> [Textauszug]
+--

Letztlich sind es Stofftaschentücher aus Bio-Baumwolljersey. So steht es auch auf der StoffOS Website.
Doch wenn ich diesen wollweißen Stoff allein im Werbefilm anschaue, überkommt mich das Gefühl, das bitte haben zu wollen. Und wenn ich es dann in der Hand spüre, frage ich mich: Wieso habe ich jemals ein Tempo gekauft?
Die Frau, die hinter der StoffOS-Idee steckt, erledigt dann „den Rest“ 🙂 Denn wer einmal mit Silke Kretzing gesprochen hat, weiß:
Diese Überzeugungstäterin wird vermutlich nicht Bundespräsidentin, aber ihren Stoff wird sie an deutsche Nasen bringen.
Wie will sie das machen? Warum macht Edeka schon mit? Wie groß ist das Restmüllproblem der gängigen Papier-Alternative?
Diese und andere Fragen beantwortet die StoffOS-Erfinderin, die so gerne Probleme löst und ihr Wissen fleißig teilt.
Interview mit Silke Kretzing von StoffOS
Frau Kretzing, Sie nutzen und verkaufen nach eigenen Angaben „richtig guten Stoff“ – woraus besteht er?
Silke Kretzing: Ja, in der Tat, ich verkaufe richtig guten Stoff und das nach sorgfältigster Recherche und vielen Analysen.
Eine große Rolle spielt dabei Stephanie Rabe, die Junior-Chefin der Firma „Rabe Moden“.
Das Unternehmen aus dem Teutoburger Wald? Wie das?

+--

> [Einträge]
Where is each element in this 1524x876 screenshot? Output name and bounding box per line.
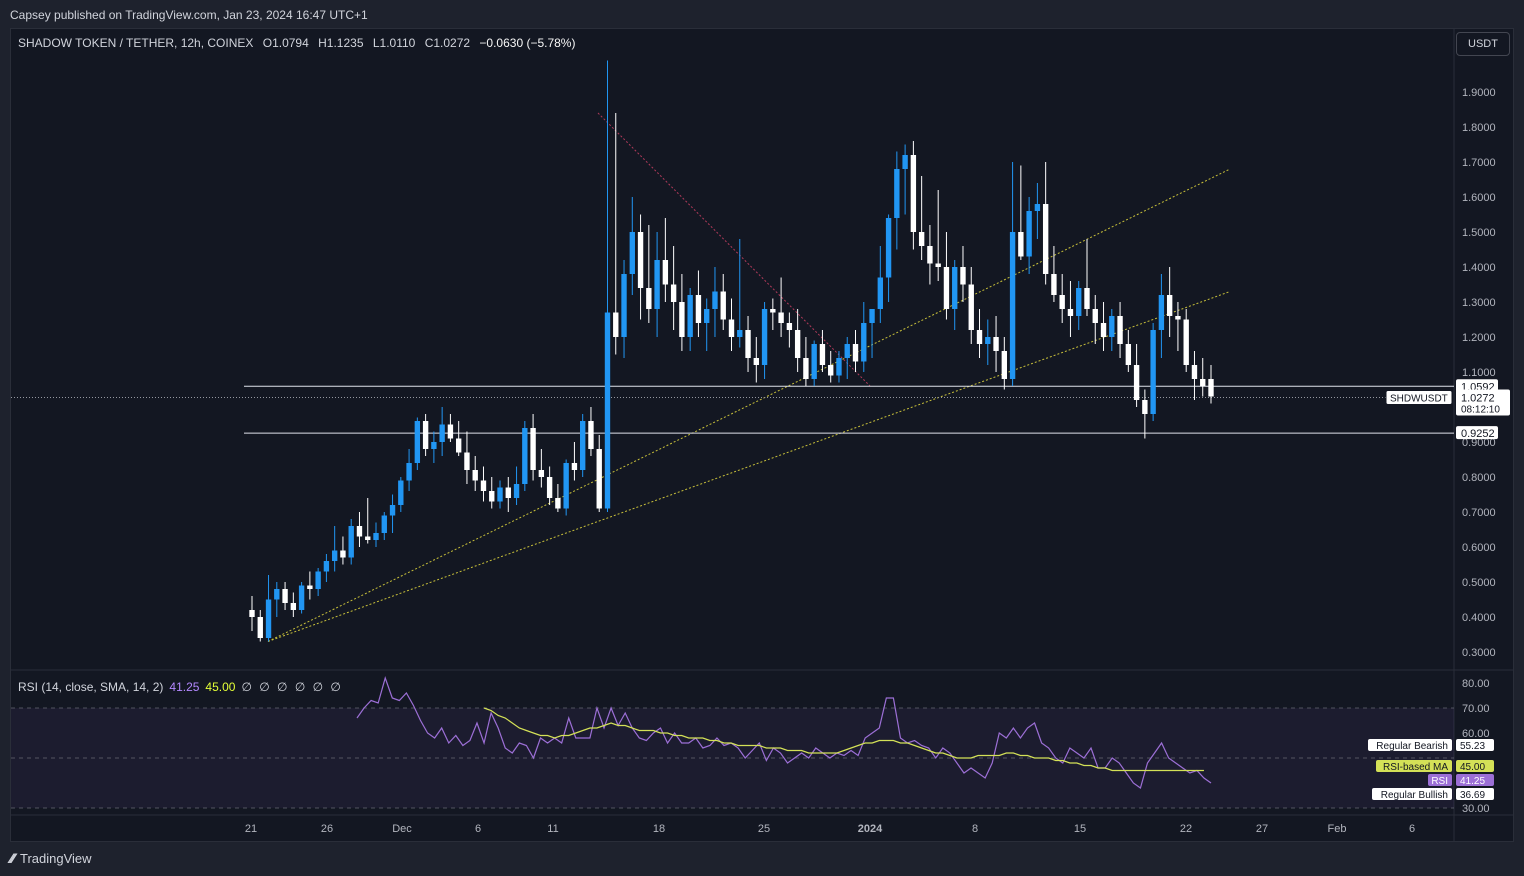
publish-info: Capsey published on TradingView.com, Jan… — [10, 8, 368, 22]
open-value: O1.0794 — [262, 36, 309, 50]
close-value: C1.0272 — [424, 36, 471, 50]
symbol-name[interactable]: SHADOW TOKEN / TETHER, 12h, COINEX — [18, 36, 254, 50]
footer-brand[interactable]: ⁄⁄⁄ TradingView — [10, 850, 92, 866]
rsi-legend-value: 41.25 — [169, 680, 200, 694]
rsi-label[interactable]: RSI (14, close, SMA, 14, 2) — [18, 680, 164, 694]
rsi-null-values: ∅ ∅ ∅ ∅ ∅ ∅ — [241, 680, 343, 694]
currency-button[interactable]: USDT — [1456, 32, 1510, 56]
rsi-ma-legend-value: 45.00 — [205, 680, 236, 694]
rsi-legend: RSI (14, close, SMA, 14, 2) 41.25 45.00 ∅ ∅… — [18, 680, 343, 694]
chart-frame[interactable] — [10, 28, 1514, 842]
change-value: −0.0630 (−5.78%) — [479, 36, 576, 50]
tradingview-logo-icon: ⁄⁄⁄ — [10, 850, 15, 866]
high-value: H1.1235 — [318, 36, 364, 50]
symbol-legend: SHADOW TOKEN / TETHER, 12h, COINEX O1.07… — [18, 36, 581, 50]
brand-name: TradingView — [20, 850, 92, 866]
low-value: L1.0110 — [372, 36, 416, 50]
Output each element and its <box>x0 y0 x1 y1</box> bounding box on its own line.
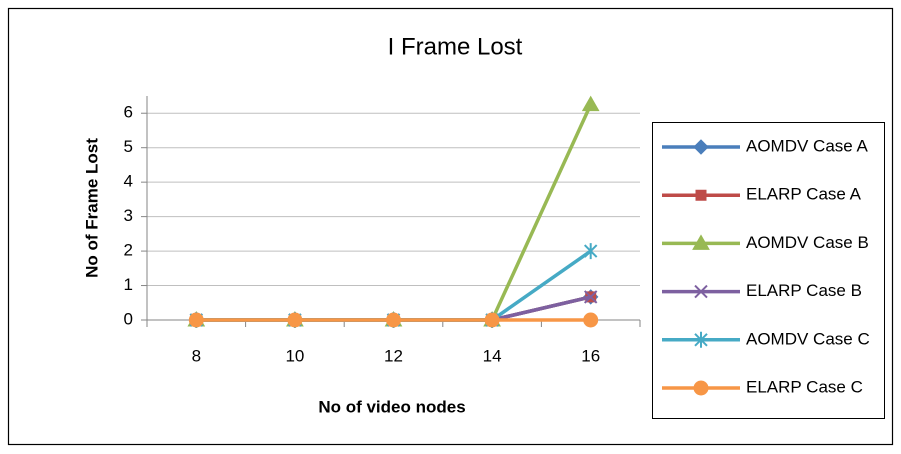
legend-marker <box>694 331 708 348</box>
legend-marker <box>695 189 707 201</box>
legend-label: ELARP Case A <box>746 185 862 204</box>
x-tick-label: 10 <box>285 346 304 365</box>
y-tick-label: 5 <box>124 137 133 156</box>
marker <box>583 290 598 304</box>
legend-box <box>652 122 885 419</box>
chart-title: I Frame Lost <box>388 33 523 60</box>
marker <box>484 312 500 328</box>
legend-label: ELARP Case B <box>746 281 862 300</box>
x-tick-label: 14 <box>483 346 502 365</box>
y-tick-label: 3 <box>124 206 133 225</box>
x-tick-label: 8 <box>192 346 201 365</box>
marker <box>188 312 204 328</box>
legend-marker <box>694 284 708 299</box>
marker <box>287 312 303 328</box>
marker <box>583 312 599 328</box>
marker <box>583 243 598 260</box>
x-tick-label: 12 <box>384 346 403 365</box>
y-tick-label: 2 <box>124 241 133 260</box>
legend-label: AOMDV Case C <box>746 329 870 348</box>
marker <box>581 95 600 112</box>
y-tick-label: 4 <box>124 172 133 191</box>
y-tick-label: 6 <box>124 103 133 122</box>
y-tick-label: 0 <box>124 309 133 328</box>
y-tick-label: 1 <box>124 275 133 294</box>
legend-marker <box>693 139 709 155</box>
marker <box>386 312 401 328</box>
legend-marker <box>693 380 709 396</box>
legend-label: AOMDV Case A <box>746 136 869 155</box>
x-tick-label: 16 <box>581 346 600 365</box>
x-axis-title: No of video nodes <box>318 397 465 416</box>
legend-label: ELARP Case C <box>746 377 863 396</box>
legend-label: AOMDV Case B <box>746 233 869 252</box>
legend-marker <box>692 234 710 250</box>
y-axis-title: No of Frame Lost <box>82 138 101 278</box>
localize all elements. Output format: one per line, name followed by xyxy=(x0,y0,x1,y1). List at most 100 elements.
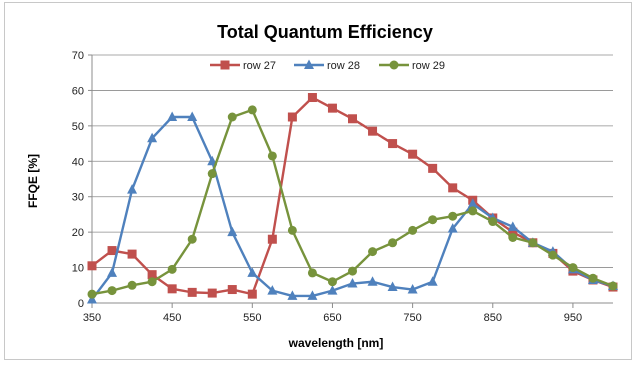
data-point xyxy=(87,293,97,304)
data-point xyxy=(127,249,137,259)
legend-item: row 27 xyxy=(210,60,276,72)
x-tick-label: 850 xyxy=(484,312,502,324)
data-point xyxy=(507,221,518,231)
legend-item: row 28 xyxy=(294,59,360,72)
data-point xyxy=(347,278,358,288)
x-tick-label: 550 xyxy=(243,312,261,324)
data-point xyxy=(588,273,598,283)
series-line xyxy=(91,96,614,296)
data-point xyxy=(147,132,158,143)
chart-title: Total Quantum Efficiency xyxy=(217,22,433,42)
data-point xyxy=(107,246,117,256)
y-tick-label: 40 xyxy=(72,156,84,168)
y-tick-label: 30 xyxy=(72,192,84,204)
data-point xyxy=(207,169,217,179)
data-point xyxy=(307,93,317,103)
x-tick-label: 750 xyxy=(403,312,421,324)
y-tick-label: 60 xyxy=(72,85,84,97)
data-point xyxy=(227,112,237,122)
data-point xyxy=(348,114,357,124)
data-point xyxy=(187,287,197,297)
data-point xyxy=(408,149,418,159)
y-axis-title: FFQE [%] xyxy=(26,154,40,208)
data-point xyxy=(147,270,157,280)
data-point xyxy=(307,290,318,300)
data-point xyxy=(327,285,338,295)
data-point xyxy=(548,250,558,260)
x-tick-label: 450 xyxy=(163,312,181,324)
data-point xyxy=(407,284,418,294)
data-point xyxy=(447,223,458,233)
data-point xyxy=(368,126,378,136)
legend: row 27 row 28 row 29 xyxy=(210,59,445,72)
data-point xyxy=(448,211,458,221)
data-point xyxy=(387,281,398,292)
x-tick-label: 650 xyxy=(323,312,341,324)
data-point xyxy=(267,151,277,161)
data-point xyxy=(468,206,478,216)
data-point xyxy=(408,225,418,235)
data-point xyxy=(608,281,618,291)
data-point xyxy=(267,234,277,244)
data-point xyxy=(427,276,438,286)
data-point xyxy=(247,289,257,299)
data-point xyxy=(467,198,478,208)
data-point xyxy=(107,267,118,277)
data-point xyxy=(428,215,438,225)
data-point xyxy=(327,103,337,113)
chart-frame: Total Quantum Efficiency 0 10 20 30 40 50 60 70… xyxy=(4,2,632,360)
x-tick-label: 350 xyxy=(83,312,101,324)
data-point xyxy=(348,266,357,276)
data-point xyxy=(267,285,278,295)
data-point xyxy=(428,163,438,173)
data-point xyxy=(287,225,297,235)
data-point xyxy=(167,284,177,294)
y-tick-label: 20 xyxy=(72,227,84,239)
y-tick-label: 0 xyxy=(78,298,84,310)
legend-marker xyxy=(304,59,314,69)
data-point xyxy=(388,238,398,248)
data-point xyxy=(187,234,197,244)
data-point xyxy=(227,285,237,295)
data-point xyxy=(307,268,317,278)
data-point xyxy=(227,226,238,237)
data-point xyxy=(528,238,538,248)
y-tick-label: 50 xyxy=(72,121,84,133)
data-point xyxy=(508,227,518,237)
x-tick-label: 950 xyxy=(564,312,582,324)
data-point xyxy=(167,111,178,121)
data-point xyxy=(388,139,398,149)
data-point xyxy=(508,232,518,242)
series-group xyxy=(87,93,618,304)
x-axis-title: wavelength [nm] xyxy=(288,336,384,350)
data-point xyxy=(367,276,378,286)
data-point xyxy=(247,105,257,115)
data-point xyxy=(127,280,137,290)
legend-item: row 29 xyxy=(379,60,445,72)
legend-label: row 28 xyxy=(327,60,360,72)
legend-label: row 29 xyxy=(412,60,445,72)
data-point xyxy=(87,261,97,271)
data-point xyxy=(327,277,337,287)
data-point xyxy=(147,277,157,287)
data-point xyxy=(488,217,498,227)
data-point xyxy=(167,264,177,274)
series-row-29 xyxy=(87,105,618,299)
legend-label: row 27 xyxy=(243,60,276,72)
data-point xyxy=(187,111,198,121)
data-point xyxy=(368,247,378,257)
data-point xyxy=(287,290,298,300)
legend-marker xyxy=(389,60,399,70)
data-point xyxy=(87,289,97,299)
data-point xyxy=(207,288,217,298)
legend-marker xyxy=(220,60,230,70)
data-point xyxy=(448,183,458,193)
data-point xyxy=(127,184,138,194)
data-point xyxy=(207,155,218,166)
y-tick-label: 10 xyxy=(72,263,84,275)
y-tick-label: 70 xyxy=(72,50,84,62)
data-point xyxy=(247,267,258,277)
qe-line-chart: Total Quantum Efficiency 0 10 20 30 40 50 60 70… xyxy=(26,22,618,350)
data-point xyxy=(568,263,578,273)
data-point xyxy=(287,112,297,122)
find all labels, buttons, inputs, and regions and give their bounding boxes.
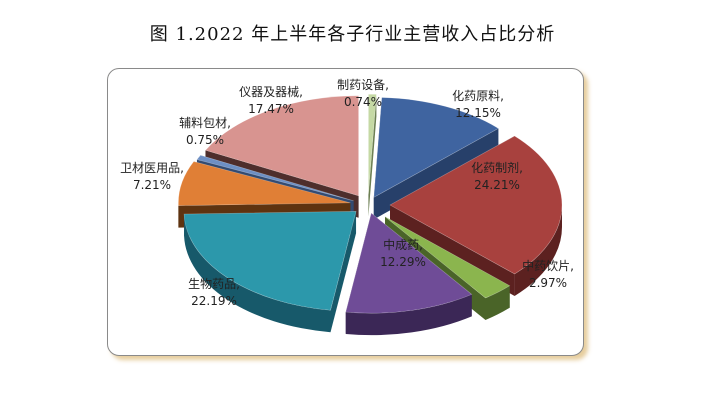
slice-value-label: 2.97% bbox=[529, 276, 567, 290]
pie-slice-edge bbox=[485, 285, 510, 320]
pie-slice-edge bbox=[514, 204, 562, 296]
slice-name-label: 中药饮片, bbox=[522, 258, 574, 273]
slice-value-label: 17.47% bbox=[248, 102, 294, 116]
slice-name-label: 生物药品, bbox=[188, 277, 240, 291]
pie-slice-wall bbox=[368, 94, 377, 217]
chart-title: 图 1.2022 年上半年各子行业主营收入占比分析 bbox=[149, 24, 556, 45]
pie-slice-top bbox=[196, 154, 354, 202]
pie-slice-top bbox=[384, 216, 511, 299]
pie-slice-4 bbox=[345, 212, 473, 336]
slice-name-label: 化药制剂, bbox=[471, 160, 523, 175]
slice-name-label: 化药原料, bbox=[452, 89, 504, 103]
pie-slice-top bbox=[389, 135, 563, 275]
slice-value-label: 0.74% bbox=[344, 95, 382, 109]
slice-name-label: 卫材医用品, bbox=[120, 161, 184, 175]
slice-value-label: 22.19% bbox=[191, 294, 237, 308]
slice-value-label: 12.29% bbox=[380, 255, 426, 269]
pie-slice-top bbox=[178, 161, 351, 206]
pie-slice-top bbox=[183, 211, 357, 311]
slice-value-label: 12.15% bbox=[455, 106, 501, 120]
slice-value-label: 0.75% bbox=[186, 133, 224, 147]
slice-name-label: 仪器及器械, bbox=[239, 84, 303, 99]
pie-slice-5 bbox=[183, 211, 357, 333]
pie-slice-wall bbox=[330, 211, 357, 333]
pie-slice-1 bbox=[373, 97, 499, 220]
slice-value-label: 7.21% bbox=[133, 178, 171, 192]
pie-slice-edge bbox=[184, 214, 331, 333]
slice-name-label: 中成药, bbox=[383, 237, 423, 252]
pie-slice-top bbox=[373, 97, 499, 198]
pie-slice-top bbox=[345, 212, 473, 314]
pie-slice-9 bbox=[368, 93, 377, 217]
pie-slice-wall bbox=[373, 128, 499, 220]
slice-name-label: 辅料包材, bbox=[179, 116, 231, 130]
pie-slice-edge bbox=[345, 294, 472, 336]
slice-value-label: 24.21% bbox=[474, 178, 520, 192]
pie-slice-top bbox=[368, 93, 377, 195]
pie-slice-top bbox=[204, 95, 359, 197]
slice-name-label: 制药设备, bbox=[337, 78, 389, 92]
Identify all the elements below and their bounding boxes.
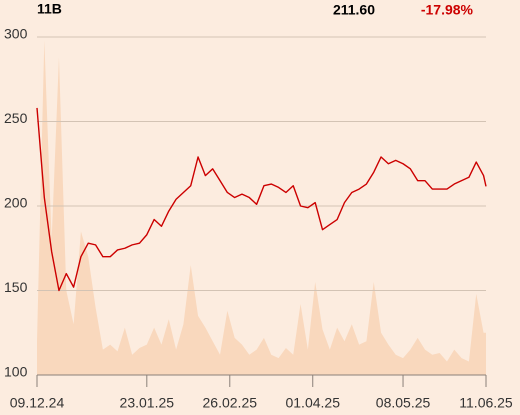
y-tick-label: 200 — [4, 195, 28, 211]
price-line — [36, 107, 487, 292]
x-tick-label: 23.01.25 — [120, 395, 175, 411]
y-tick-label: 300 — [4, 26, 28, 42]
x-tick-label: 11.06.25 — [459, 395, 513, 411]
y-tick-label: 150 — [4, 279, 28, 295]
x-tick-label: 01.04.25 — [285, 395, 340, 411]
x-tick-label: 09.12.24 — [10, 395, 65, 411]
y-tick-label: 250 — [4, 110, 28, 126]
price-change: -17.98% — [421, 2, 474, 18]
x-tick-label: 08.05.25 — [376, 395, 431, 411]
last-price: 211.60 — [333, 2, 375, 18]
volume-label: 11B — [37, 1, 62, 17]
x-tick-label: 26.02.25 — [203, 395, 258, 411]
y-tick-label: 100 — [4, 364, 28, 380]
volume-area — [37, 40, 486, 375]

+--

> [Aufgaben zur Übung]
1. Welche Firmen- und Markennamen kommen im Textauszug vor?
2. Wie lautet im Textauszug der Abschnitt, der mit den Worten um „Letztlich sind es“ beginnt und mit „ein Tempo gekauft?“ endet, wenn man darin „Tempo“ in „Papiertaschentuch“ umbenennt?

> [Antwortliste]
1. StoffOS, Tempo, Edeka, „Rabe Moden“

2.
Letztlich sind es Stofftaschentücher aus Bio-Baumwolljersey. So steht es auch auf der StoffOS Website.
Doch wenn ich diesen wollweißen Stoff allein im Werbefilm anschaue, überkommt mich das Gefühl, das bitte haben zu wollen. Und wenn ich es dann in der Hand spüre, frage ich mich: Wieso habe ich jemals ein Papiertaschentuch gekauft?